— BEGIN —

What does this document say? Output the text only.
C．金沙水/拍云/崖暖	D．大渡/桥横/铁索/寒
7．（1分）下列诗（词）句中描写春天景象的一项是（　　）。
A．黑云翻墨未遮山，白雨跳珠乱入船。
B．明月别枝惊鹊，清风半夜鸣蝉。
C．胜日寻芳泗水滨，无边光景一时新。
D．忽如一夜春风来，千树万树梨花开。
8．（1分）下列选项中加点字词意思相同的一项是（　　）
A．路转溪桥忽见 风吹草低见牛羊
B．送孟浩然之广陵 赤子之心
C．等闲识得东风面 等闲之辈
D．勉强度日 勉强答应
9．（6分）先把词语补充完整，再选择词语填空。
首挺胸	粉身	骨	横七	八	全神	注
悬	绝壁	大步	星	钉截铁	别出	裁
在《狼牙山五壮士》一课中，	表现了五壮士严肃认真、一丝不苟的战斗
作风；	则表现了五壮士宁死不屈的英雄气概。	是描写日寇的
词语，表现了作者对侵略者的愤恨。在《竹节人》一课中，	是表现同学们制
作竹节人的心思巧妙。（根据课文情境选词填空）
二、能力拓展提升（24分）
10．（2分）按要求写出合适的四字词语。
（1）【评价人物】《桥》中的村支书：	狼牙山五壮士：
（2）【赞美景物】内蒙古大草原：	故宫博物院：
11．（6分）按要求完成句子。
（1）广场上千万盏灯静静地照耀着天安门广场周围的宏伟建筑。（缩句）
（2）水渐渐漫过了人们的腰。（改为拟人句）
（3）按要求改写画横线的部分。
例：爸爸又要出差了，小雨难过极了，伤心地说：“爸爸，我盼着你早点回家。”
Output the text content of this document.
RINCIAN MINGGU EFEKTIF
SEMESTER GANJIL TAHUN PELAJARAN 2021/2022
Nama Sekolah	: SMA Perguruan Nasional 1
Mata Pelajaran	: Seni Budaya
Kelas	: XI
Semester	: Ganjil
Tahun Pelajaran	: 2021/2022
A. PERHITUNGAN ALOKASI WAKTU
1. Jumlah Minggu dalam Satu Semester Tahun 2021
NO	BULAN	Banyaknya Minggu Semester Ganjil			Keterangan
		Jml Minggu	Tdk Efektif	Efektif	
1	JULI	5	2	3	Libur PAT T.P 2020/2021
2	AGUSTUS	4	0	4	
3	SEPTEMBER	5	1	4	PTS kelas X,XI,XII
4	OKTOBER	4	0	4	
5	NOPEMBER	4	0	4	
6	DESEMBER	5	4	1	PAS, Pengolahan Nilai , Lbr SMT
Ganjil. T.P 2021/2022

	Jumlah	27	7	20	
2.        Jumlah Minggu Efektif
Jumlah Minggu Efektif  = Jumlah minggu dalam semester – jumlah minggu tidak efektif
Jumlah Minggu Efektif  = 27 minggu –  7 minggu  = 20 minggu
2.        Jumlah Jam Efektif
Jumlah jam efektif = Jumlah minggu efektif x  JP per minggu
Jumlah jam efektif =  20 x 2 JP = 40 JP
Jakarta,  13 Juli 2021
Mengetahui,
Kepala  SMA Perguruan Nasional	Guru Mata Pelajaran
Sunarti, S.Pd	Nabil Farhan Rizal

— END —

Output the listing above word for word.

What does this document say? Output the text only.
C．金沙水/拍云/崖暖	D．大渡/桥横/铁索/寒
7．（1分）下列诗（词）句中描写春天景象的一项是（　　）。
A．黑云翻墨未遮山，白雨跳珠乱入船。
B．明月别枝惊鹊，清风半夜鸣蝉。
C．胜日寻芳泗水滨，无边光景一时新。
D．忽如一夜春风来，千树万树梨花开。
8．（1分）下列选项中加点字词意思相同的一项是（　　）
A．路转溪桥忽见 风吹草低见牛羊
B．送孟浩然之广陵 赤子之心
C．等闲识得东风面 等闲之辈
D．勉强度日 勉强答应
9．（6分）先把词语补充完整，再选择词语填空。
首挺胸	粉身	骨	横七	八	全神	注
悬	绝壁	大步	星	钉截铁	别出	裁
在《狼牙山五壮士》一课中，	表现了五壮士严肃认真、一丝不苟的战斗
作风；	则表现了五壮士宁死不屈的英雄气概。	是描写日寇的
词语，表现了作者对侵略者的愤恨。在《竹节人》一课中，	是表现同学们制
作竹节人的心思巧妙。（根据课文情境选词填空）
二、能力拓展提升（24分）
10．（2分）按要求写出合适的四字词语。
（1）【评价人物】《桥》中的村支书：	狼牙山五壮士：
（2）【赞美景物】内蒙古大草原：	故宫博物院：
11．（6分）按要求完成句子。
（1）广场上千万盏灯静静地照耀着天安门广场周围的宏伟建筑。（缩句）
（2）水渐渐漫过了人们的腰。（改为拟人句）
（3）按要求改写画横线的部分。
例：爸爸又要出差了，小雨难过极了，伤心地说：“爸爸，我盼着你早点回家。”
Output the text content of this document.
RINCIAN MINGGU EFEKTIF
SEMESTER GANJIL TAHUN PELAJARAN 2021/2022
Nama Sekolah	: SMA Perguruan Nasional 1
Mata Pelajaran	: Seni Budaya
Kelas	: XI
Semester	: Ganjil
Tahun Pelajaran	: 2021/2022
A. PERHITUNGAN ALOKASI WAKTU
1. Jumlah Minggu dalam Satu Semester Tahun 2021
NO	BULAN	Banyaknya Minggu Semester Ganjil			Keterangan
		Jml Minggu	Tdk Efektif	Efektif	
1	JULI	5	2	3	Libur PAT T.P 2020/2021
2	AGUSTUS	4	0	4	
3	SEPTEMBER	5	1	4	PTS kelas X,XI,XII
4	OKTOBER	4	0	4	
5	NOPEMBER	4	0	4	
6	DESEMBER	5	4	1	PAS, Pengolahan Nilai , Lbr SMT
Ganjil. T.P 2021/2022

	Jumlah	27	7	20	
2.        Jumlah Minggu Efektif
Jumlah Minggu Efektif  = Jumlah minggu dalam semester – jumlah minggu tidak efektif
Jumlah Minggu Efektif  = 27 minggu –  7 minggu  = 20 minggu
2.        Jumlah Jam Efektif
Jumlah jam efektif = Jumlah minggu efektif x  JP per minggu
Jumlah jam efektif =  20 x 2 JP = 40 JP
Jakarta,  13 Juli 2021
Mengetahui,
Kepala  SMA Perguruan Nasional	Guru Mata Pelajaran
Sunarti, S.Pd	Nabil Farhan Rizal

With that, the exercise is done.